**Extract provided:**
Aug 122024
 

Not long ago we published our Comrade Aleksinterview of Ryan Wilson, who is the musical equivalent of a perpetual motion machine and one of the two men behind the Texas-based death metal band Pneuma Hagion. The entire interview is well worth reading, but I found his comments about the Lovecraftian influence in Pneuma Hagion the most illuminating, especially in the context of the band’s new album From Beyond:

“I’ve been a huge fan of Lovecraft’s stories for most of my life. The key thing about Lovecraft is the sublime horror that he evokes; it’s a horror that can’t be seen, can’t be touched, and really can’t even be easily imagined. I love this; something that is beyond comprehension, but just graspable enough to be terrifying….

“Our minds have the power to create much more sinister and frightening ideas and images than anything the physical world can actually produce. The idea of extradimensional entities invading people’s minds is a huge theme in the stories of Lovecraft, and I enjoy trying to evoke similar feelings via the medium of music…. [M]usic is a great platform for the sublime, where the art lies in sound and not in visual cues so that your mind gets to handle all of the relevant imagery.”

Those thoughts resonate powerfully when listening to From Beyond, an album that truly does conjure terrible images of the listener’s own making, no two of them alike just as no two of us are completely alike. Everlasting Spew Records, which will release the new album on August 30th, fleshes out its thematic sources:

From Beyond explores Lovecraftian ideas of horrifying extra-dimensional entities forcing their way into the causal universe by infecting the minds of humans.

“Each song is from the perspective of some malevolent entity of unfathomable nature trying to influence the world of mortals and trying to infiltrate our universe in order to cause its ultimate destruction.”

**Listed records:**

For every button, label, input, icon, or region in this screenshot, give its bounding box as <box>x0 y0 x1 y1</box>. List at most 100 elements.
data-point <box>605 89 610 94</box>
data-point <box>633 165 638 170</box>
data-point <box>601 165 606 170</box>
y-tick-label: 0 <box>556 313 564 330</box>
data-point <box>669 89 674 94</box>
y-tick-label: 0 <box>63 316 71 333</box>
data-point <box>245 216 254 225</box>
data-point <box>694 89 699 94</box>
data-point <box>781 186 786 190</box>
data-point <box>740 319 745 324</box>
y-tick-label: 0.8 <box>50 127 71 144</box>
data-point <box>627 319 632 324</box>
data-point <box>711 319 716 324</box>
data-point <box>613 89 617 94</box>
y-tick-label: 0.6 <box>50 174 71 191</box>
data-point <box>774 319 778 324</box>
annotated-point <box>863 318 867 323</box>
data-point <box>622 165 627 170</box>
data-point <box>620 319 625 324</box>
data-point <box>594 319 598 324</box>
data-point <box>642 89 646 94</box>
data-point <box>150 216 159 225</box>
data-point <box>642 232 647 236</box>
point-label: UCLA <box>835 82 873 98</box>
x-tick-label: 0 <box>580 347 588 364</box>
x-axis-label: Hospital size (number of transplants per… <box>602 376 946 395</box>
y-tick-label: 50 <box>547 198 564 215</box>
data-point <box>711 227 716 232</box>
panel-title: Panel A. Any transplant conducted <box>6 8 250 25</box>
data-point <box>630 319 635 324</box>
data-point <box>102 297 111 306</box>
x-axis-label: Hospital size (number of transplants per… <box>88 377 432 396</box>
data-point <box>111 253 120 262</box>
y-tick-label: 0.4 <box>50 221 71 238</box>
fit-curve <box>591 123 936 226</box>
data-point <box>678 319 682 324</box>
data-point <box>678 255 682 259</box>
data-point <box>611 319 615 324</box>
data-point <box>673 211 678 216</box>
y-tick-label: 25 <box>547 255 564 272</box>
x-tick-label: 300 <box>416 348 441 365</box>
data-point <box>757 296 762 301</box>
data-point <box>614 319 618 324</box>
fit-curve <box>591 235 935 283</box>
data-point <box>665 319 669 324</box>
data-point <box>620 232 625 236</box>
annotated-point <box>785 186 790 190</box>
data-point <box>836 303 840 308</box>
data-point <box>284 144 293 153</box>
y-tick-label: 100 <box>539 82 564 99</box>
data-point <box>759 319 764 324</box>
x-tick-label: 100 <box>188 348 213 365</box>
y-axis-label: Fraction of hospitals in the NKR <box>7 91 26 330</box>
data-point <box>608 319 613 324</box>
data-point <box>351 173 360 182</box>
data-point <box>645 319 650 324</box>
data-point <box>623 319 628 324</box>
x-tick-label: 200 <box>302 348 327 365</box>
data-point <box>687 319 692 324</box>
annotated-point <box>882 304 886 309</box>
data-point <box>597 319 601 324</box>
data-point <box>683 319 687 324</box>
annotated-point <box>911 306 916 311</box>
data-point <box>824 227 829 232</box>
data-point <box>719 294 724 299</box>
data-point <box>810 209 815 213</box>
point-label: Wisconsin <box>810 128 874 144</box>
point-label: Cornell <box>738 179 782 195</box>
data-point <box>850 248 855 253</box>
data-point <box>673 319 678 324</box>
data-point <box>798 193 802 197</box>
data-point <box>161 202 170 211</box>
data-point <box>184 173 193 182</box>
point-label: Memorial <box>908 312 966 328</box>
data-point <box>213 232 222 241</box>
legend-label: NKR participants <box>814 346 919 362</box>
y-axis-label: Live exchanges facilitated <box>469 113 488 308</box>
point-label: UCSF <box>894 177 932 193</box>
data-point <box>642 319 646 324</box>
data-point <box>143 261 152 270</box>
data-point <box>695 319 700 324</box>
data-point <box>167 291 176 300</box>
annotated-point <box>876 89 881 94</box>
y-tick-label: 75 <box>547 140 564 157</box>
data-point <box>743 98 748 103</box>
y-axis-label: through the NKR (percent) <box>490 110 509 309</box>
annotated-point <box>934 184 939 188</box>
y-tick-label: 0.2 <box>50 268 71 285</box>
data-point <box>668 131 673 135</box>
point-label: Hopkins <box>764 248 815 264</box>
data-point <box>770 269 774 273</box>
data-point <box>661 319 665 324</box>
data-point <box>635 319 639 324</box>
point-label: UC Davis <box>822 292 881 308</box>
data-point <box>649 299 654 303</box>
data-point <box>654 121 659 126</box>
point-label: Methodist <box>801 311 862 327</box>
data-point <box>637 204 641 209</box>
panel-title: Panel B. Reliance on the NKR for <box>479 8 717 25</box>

**Exercise requirements:**
• A. Answer the following questions using the article on Pneuma Hagion's album From Beyond.
(i) In which state is Pneuma Hagion based?
(ii) Which label will release From Beyond, and on what date?
(iii) From whose perspective is each song on the album told?
• B. Rewrite the passage of the article on Pneuma Hagion's album From Beyond from "Not long ago" to "to be terrifying….", replacing "stories" with "tales".

**Answer set:**
• A.
(i) Texas.
(ii) Everlasting Spew Records, on August 30th.
(iii) From the perspective of some malevolent entity of unfathomable nature.

• B.
Not long ago we published our Comrade Aleksinterview of Ryan Wilson, who is the musical equivalent of a perpetual motion machine and one of the two men behind the Texas-based death metal band Pneuma Hagion. The entire interview is well worth reading, but I found his comments about the Lovecraftian influence in Pneuma Hagion the most illuminating, especially in the context of the band’s new album From Beyond:

“I’ve been a huge fan of Lovecraft’s tales for most of my life. The key thing about Lovecraft is the sublime horror that he evokes; it’s a horror that can’t be seen, can’t be touched, and really can’t even be easily imagined. I love this; something that is beyond comprehension, but just graspable enough to be terrifying….